--- Start of Provided data ---
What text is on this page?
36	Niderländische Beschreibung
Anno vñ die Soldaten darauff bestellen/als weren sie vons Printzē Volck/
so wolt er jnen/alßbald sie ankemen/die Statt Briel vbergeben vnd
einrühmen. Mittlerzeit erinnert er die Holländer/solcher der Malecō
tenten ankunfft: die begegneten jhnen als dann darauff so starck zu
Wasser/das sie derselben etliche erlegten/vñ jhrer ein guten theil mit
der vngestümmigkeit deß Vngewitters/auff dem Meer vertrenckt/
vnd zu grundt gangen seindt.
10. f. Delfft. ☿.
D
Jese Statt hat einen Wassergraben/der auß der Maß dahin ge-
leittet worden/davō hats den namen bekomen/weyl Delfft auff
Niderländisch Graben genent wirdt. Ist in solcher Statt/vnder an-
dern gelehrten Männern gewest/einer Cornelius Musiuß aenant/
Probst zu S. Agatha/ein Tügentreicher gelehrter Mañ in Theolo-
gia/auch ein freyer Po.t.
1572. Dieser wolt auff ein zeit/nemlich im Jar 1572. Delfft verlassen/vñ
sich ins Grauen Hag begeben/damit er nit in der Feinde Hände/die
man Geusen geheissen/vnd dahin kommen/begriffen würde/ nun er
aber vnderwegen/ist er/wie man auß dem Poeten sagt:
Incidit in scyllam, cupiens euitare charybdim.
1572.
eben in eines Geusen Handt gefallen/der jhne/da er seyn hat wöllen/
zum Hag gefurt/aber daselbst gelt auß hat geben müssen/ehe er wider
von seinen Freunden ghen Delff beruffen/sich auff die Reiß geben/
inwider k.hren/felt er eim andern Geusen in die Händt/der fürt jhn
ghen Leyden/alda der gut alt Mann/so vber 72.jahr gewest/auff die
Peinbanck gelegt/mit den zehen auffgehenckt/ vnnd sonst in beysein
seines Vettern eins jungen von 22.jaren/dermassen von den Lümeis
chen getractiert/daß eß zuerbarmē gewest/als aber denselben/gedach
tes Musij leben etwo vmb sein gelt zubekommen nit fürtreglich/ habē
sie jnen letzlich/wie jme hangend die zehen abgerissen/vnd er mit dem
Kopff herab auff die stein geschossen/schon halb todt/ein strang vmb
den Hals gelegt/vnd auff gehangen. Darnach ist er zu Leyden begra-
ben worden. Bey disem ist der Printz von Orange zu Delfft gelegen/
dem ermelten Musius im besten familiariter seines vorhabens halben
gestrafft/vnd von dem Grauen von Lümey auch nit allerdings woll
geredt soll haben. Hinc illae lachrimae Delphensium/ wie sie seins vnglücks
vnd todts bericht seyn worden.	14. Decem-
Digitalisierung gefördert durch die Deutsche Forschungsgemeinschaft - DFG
--- End of Provided data ---
## What is required
Reproduce every line above without error.

## Correct result
What text is on this page?
36	Niderländische Beschreibung
Anno vñ die Soldaten darauff bestellen/als weren sie vons Printzē Volck/
so wolt er jnen/alßbald sie ankemen/die Statt Briel vbergeben vnd
einrühmen. Mittlerzeit erinnert er die Holländer/solcher der Malecō
tenten ankunfft: die begegneten jhnen als dann darauff so starck zu
Wasser/das sie derselben etliche erlegten/vñ jhrer ein guten theil mit
der vngestümmigkeit deß Vngewitters/auff dem Meer vertrenckt/
vnd zu grundt gangen seindt.
10. f. Delfft. ☿.
D
Jese Statt hat einen Wassergraben/der auß der Maß dahin ge-
leittet worden/davō hats den namen bekomen/weyl Delfft auff
Niderländisch Graben genent wirdt. Ist in solcher Statt/vnder an-
dern gelehrten Männern gewest/einer Cornelius Musiuß aenant/
Probst zu S. Agatha/ein Tügentreicher gelehrter Mañ in Theolo-
gia/auch ein freyer Po.t.
1572. Dieser wolt auff ein zeit/nemlich im Jar 1572. Delfft verlassen/vñ
sich ins Grauen Hag begeben/damit er nit in der Feinde Hände/die
man Geusen geheissen/vnd dahin kommen/begriffen würde/ nun er
aber vnderwegen/ist er/wie man auß dem Poeten sagt:
Incidit in scyllam, cupiens euitare charybdim.
1572.
eben in eines Geusen Handt gefallen/der jhne/da er seyn hat wöllen/
zum Hag gefurt/aber daselbst gelt auß hat geben müssen/ehe er wider
von seinen Freunden ghen Delff beruffen/sich auff die Reiß geben/
inwider k.hren/felt er eim andern Geusen in die Händt/der fürt jhn
ghen Leyden/alda der gut alt Mann/so vber 72.jahr gewest/auff die
Peinbanck gelegt/mit den zehen auffgehenckt/ vnnd sonst in beysein
seines Vettern eins jungen von 22.jaren/dermassen von den Lümeis
chen getractiert/daß eß zuerbarmē gewest/als aber denselben/gedach
tes Musij leben etwo vmb sein gelt zubekommen nit fürtreglich/ habē
sie jnen letzlich/wie jme hangend die zehen abgerissen/vnd er mit dem
Kopff herab auff die stein geschossen/schon halb todt/ein strang vmb
den Hals gelegt/vnd auff gehangen. Darnach ist er zu Leyden begra-
ben worden. Bey disem ist der Printz von Orange zu Delfft gelegen/
dem ermelten Musius im besten familiariter seines vorhabens halben
gestrafft/vnd von dem Grauen von Lümey auch nit allerdings woll
geredt soll haben. Hinc illae lachrimae Delphensium/ wie sie seins vnglücks
vnd todts bericht seyn worden.	14. Decem-
Digitalisierung gefördert durch die Deutsche Forschungsgemeinschaft - DFG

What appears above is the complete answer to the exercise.